▶ [What the task asks]: Transcribe the listing verbatim. Do not carry over any pictures.

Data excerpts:
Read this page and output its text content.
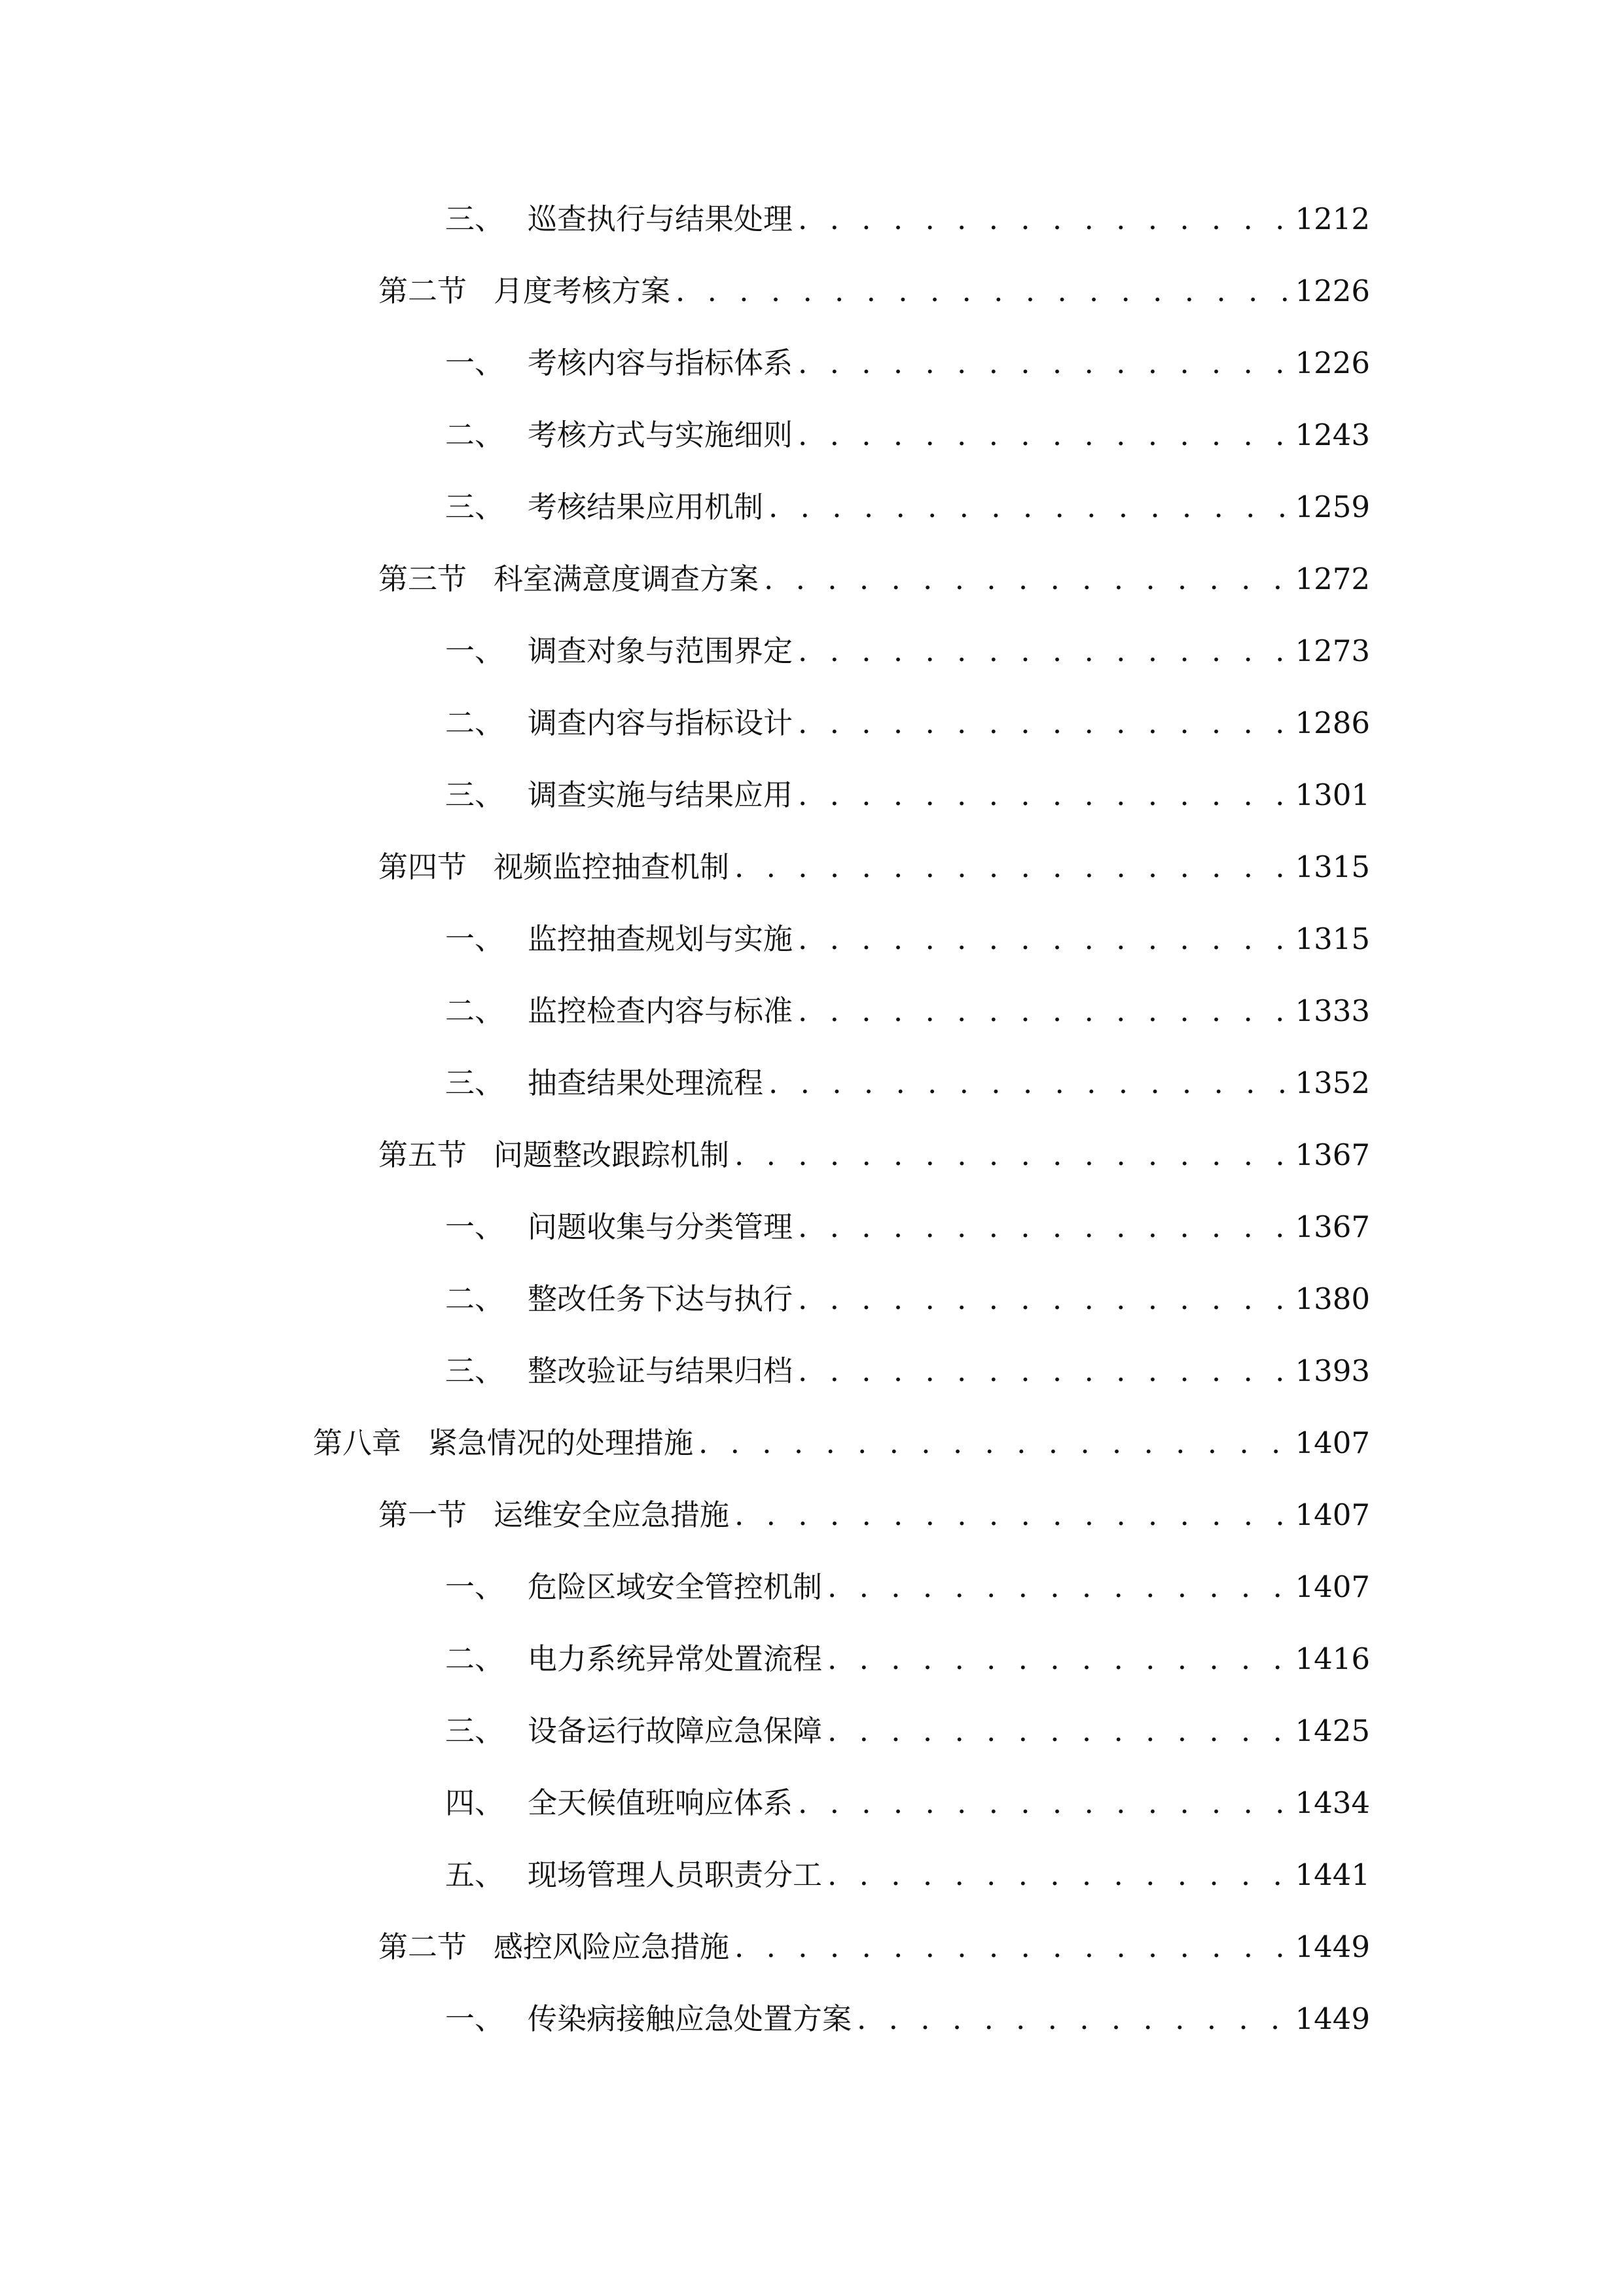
三、 巡查执行与结果处理 . . .	1212
第二节 月度考核方案 . . .	1226
一、 考核内容与指标体系 . . .	1226
二、 考核方式与实施细则 . . .	1243
三、 考核结果应用机制 . . .	1259
第三节 科室满意度调查方案 . . .	1272
一、 调查对象与范围界定 . . .	1273
二、 调查内容与指标设计 . . .	1286
三、 调查实施与结果应用 . . .	1301
第四节 视频监控抽查机制 . . .	1315
一、 监控抽查规划与实施 . . .	1315
二、 监控检查内容与标准 . . .	1333
三、 抽查结果处理流程 . . .	1352
第五节 问题整改跟踪机制 . . .	1367
一、 问题收集与分类管理 . . .	1367
二、 整改任务下达与执行 . . .	1380
三、 整改验证与结果归档 . . .	1393
第八章 紧急情况的处理措施 . . .	1407
第一节 运维安全应急措施 . . .	1407
一、 危险区域安全管控机制 . . .	1407
二、 电力系统异常处置流程 . . .	1416
三、 设备运行故障应急保障 . . .	1425
四、 全天候值班响应体系 . . .	1434
五、 现场管理人员职责分工 . . .	1441
第二节 感控风险应急措施 . . .	1449
一、 传染病接触应急处置方案 . . .	1449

▶ [Worked answer]:
Read this page and output its text content.
三、 巡查执行与结果处理 . . .	1212
第二节 月度考核方案 . . .	1226
一、 考核内容与指标体系 . . .	1226
二、 考核方式与实施细则 . . .	1243
三、 考核结果应用机制 . . .	1259
第三节 科室满意度调查方案 . . .	1272
一、 调查对象与范围界定 . . .	1273
二、 调查内容与指标设计 . . .	1286
三、 调查实施与结果应用 . . .	1301
第四节 视频监控抽查机制 . . .	1315
一、 监控抽查规划与实施 . . .	1315
二、 监控检查内容与标准 . . .	1333
三、 抽查结果处理流程 . . .	1352
第五节 问题整改跟踪机制 . . .	1367
一、 问题收集与分类管理 . . .	1367
二、 整改任务下达与执行 . . .	1380
三、 整改验证与结果归档 . . .	1393
第八章 紧急情况的处理措施 . . .	1407
第一节 运维安全应急措施 . . .	1407
一、 危险区域安全管控机制 . . .	1407
二、 电力系统异常处置流程 . . .	1416
三、 设备运行故障应急保障 . . .	1425
四、 全天候值班响应体系 . . .	1434
五、 现场管理人员职责分工 . . .	1441
第二节 感控风险应急措施 . . .	1449
一、 传染病接触应急处置方案 . . .	1449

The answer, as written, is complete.